§ **Rows from a figure dataset**
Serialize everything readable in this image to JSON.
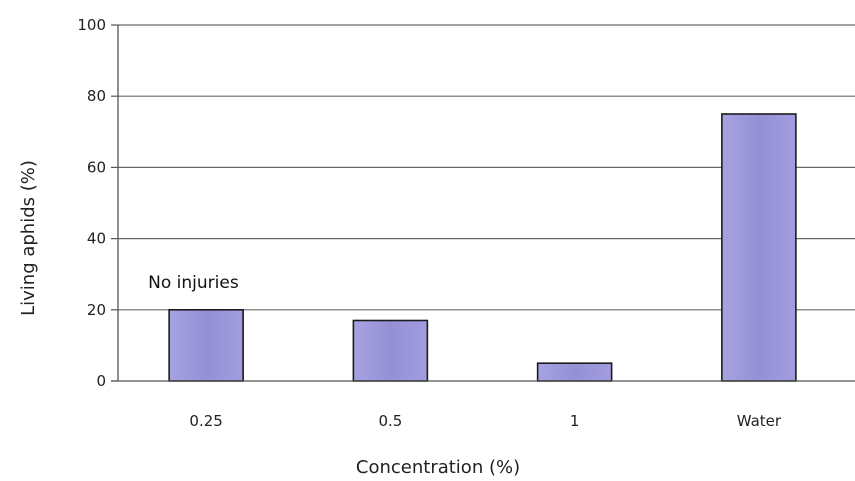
{
  "chart_data": {
    "type": "bar",
    "categories": [
      "0.25",
      "0.5",
      "1",
      "Water"
    ],
    "values": [
      20,
      17,
      5,
      75
    ],
    "xlabel": "Concentration  (%)",
    "ylabel": "Living aphids (%)",
    "ylim": [
      0,
      100
    ],
    "yticks": [
      0,
      20,
      40,
      60,
      80,
      100
    ],
    "grid": true,
    "legend": "none",
    "bar_color": "#9b98d8",
    "bar_edge_color": "#1c1c1c",
    "annotations": [
      {
        "text": "No injuries",
        "category": "0.25"
      }
    ]
  }
}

§ **CHALLENGE**
Print each line of the material above exactly, with the pictures removed from your copy.

§ **EXERCISE RESPONSE**
Serialize everything readable in this image to JSON.
{
  "chart_data": {
    "type": "bar",
    "categories": [
      "0.25",
      "0.5",
      "1",
      "Water"
    ],
    "values": [
      20,
      17,
      5,
      75
    ],
    "xlabel": "Concentration  (%)",
    "ylabel": "Living aphids (%)",
    "ylim": [
      0,
      100
    ],
    "yticks": [
      0,
      20,
      40,
      60,
      80,
      100
    ],
    "grid": true,
    "legend": "none",
    "bar_color": "#9b98d8",
    "bar_edge_color": "#1c1c1c",
    "annotations": [
      {
        "text": "No injuries",
        "category": "0.25"
      }
    ]
  }
}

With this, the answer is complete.